In full and without deviation, write out the entries that follow.

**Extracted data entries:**
--- START ---

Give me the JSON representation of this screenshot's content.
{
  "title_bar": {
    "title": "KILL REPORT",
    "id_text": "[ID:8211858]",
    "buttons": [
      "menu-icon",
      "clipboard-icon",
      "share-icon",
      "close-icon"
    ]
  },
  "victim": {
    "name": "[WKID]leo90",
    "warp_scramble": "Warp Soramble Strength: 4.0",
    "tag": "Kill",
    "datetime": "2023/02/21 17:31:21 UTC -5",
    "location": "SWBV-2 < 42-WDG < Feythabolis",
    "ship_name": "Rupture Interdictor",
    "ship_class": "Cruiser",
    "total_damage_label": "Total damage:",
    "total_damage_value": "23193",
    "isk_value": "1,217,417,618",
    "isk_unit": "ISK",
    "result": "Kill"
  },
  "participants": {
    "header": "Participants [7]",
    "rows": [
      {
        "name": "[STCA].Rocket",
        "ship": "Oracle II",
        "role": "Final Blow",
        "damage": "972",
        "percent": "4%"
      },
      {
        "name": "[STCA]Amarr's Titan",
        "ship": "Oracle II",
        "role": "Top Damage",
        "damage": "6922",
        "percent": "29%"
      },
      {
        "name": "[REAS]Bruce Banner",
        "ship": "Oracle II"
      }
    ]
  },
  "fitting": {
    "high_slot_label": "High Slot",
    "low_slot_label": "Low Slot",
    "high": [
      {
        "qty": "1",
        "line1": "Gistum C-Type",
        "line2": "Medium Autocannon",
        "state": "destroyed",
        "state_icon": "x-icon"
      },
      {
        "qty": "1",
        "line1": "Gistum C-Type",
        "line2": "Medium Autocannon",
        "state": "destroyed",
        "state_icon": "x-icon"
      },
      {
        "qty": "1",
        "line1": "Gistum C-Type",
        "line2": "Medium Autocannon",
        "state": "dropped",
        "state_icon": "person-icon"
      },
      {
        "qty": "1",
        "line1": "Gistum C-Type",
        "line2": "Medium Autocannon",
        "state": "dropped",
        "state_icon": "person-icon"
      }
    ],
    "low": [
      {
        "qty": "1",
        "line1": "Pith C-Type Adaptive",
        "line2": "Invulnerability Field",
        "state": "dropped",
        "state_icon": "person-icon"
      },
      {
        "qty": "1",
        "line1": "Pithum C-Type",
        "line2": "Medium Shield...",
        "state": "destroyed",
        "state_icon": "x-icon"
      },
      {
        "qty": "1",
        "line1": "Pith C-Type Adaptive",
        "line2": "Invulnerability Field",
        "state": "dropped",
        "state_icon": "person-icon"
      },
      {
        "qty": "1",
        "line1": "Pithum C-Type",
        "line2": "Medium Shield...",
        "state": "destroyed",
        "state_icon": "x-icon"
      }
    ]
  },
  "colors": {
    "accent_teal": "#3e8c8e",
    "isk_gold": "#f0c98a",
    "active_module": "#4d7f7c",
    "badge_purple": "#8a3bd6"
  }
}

--- END ---

**Final answer:**
Give me the JSON representation of this screenshot's content.
{
  "title_bar": {
    "title": "KILL REPORT",
    "id_text": "[ID:8211858]",
    "buttons": [
      "menu-icon",
      "clipboard-icon",
      "share-icon",
      "close-icon"
    ]
  },
  "victim": {
    "name": "[WKID]leo90",
    "warp_scramble": "Warp Soramble Strength: 4.0",
    "tag": "Kill",
    "datetime": "2023/02/21 17:31:21 UTC -5",
    "location": "SWBV-2 < 42-WDG < Feythabolis",
    "ship_name": "Rupture Interdictor",
    "ship_class": "Cruiser",
    "total_damage_label": "Total damage:",
    "total_damage_value": "23193",
    "isk_value": "1,217,417,618",
    "isk_unit": "ISK",
    "result": "Kill"
  },
  "participants": {
    "header": "Participants [7]",
    "rows": [
      {
        "name": "[STCA].Rocket",
        "ship": "Oracle II",
        "role": "Final Blow",
        "damage": "972",
        "percent": "4%"
      },
      {
        "name": "[STCA]Amarr's Titan",
        "ship": "Oracle II",
        "role": "Top Damage",
        "damage": "6922",
        "percent": "29%"
      },
      {
        "name": "[REAS]Bruce Banner",
        "ship": "Oracle II"
      }
    ]
  },
  "fitting": {
    "high_slot_label": "High Slot",
    "low_slot_label": "Low Slot",
    "high": [
      {
        "qty": "1",
        "line1": "Gistum C-Type",
        "line2": "Medium Autocannon",
        "state": "destroyed",
        "state_icon": "x-icon"
      },
      {
        "qty": "1",
        "line1": "Gistum C-Type",
        "line2": "Medium Autocannon",
        "state": "destroyed",
        "state_icon": "x-icon"
      },
      {
        "qty": "1",
        "line1": "Gistum C-Type",
        "line2": "Medium Autocannon",
        "state": "dropped",
        "state_icon": "person-icon"
      },
      {
        "qty": "1",
        "line1": "Gistum C-Type",
        "line2": "Medium Autocannon",
        "state": "dropped",
        "state_icon": "person-icon"
      }
    ],
    "low": [
      {
        "qty": "1",
        "line1": "Pith C-Type Adaptive",
        "line2": "Invulnerability Field",
        "state": "dropped",
        "state_icon": "person-icon"
      },
      {
        "qty": "1",
        "line1": "Pithum C-Type",
        "line2": "Medium Shield...",
        "state": "destroyed",
        "state_icon": "x-icon"
      },
      {
        "qty": "1",
        "line1": "Pith C-Type Adaptive",
        "line2": "Invulnerability Field",
        "state": "dropped",
        "state_icon": "person-icon"
      },
      {
        "qty": "1",
        "line1": "Pithum C-Type",
        "line2": "Medium Shield...",
        "state": "destroyed",
        "state_icon": "x-icon"
      }
    ]
  },
  "colors": {
    "accent_teal": "#3e8c8e",
    "isk_gold": "#f0c98a",
    "active_module": "#4d7f7c",
    "badge_purple": "#8a3bd6"
  }
}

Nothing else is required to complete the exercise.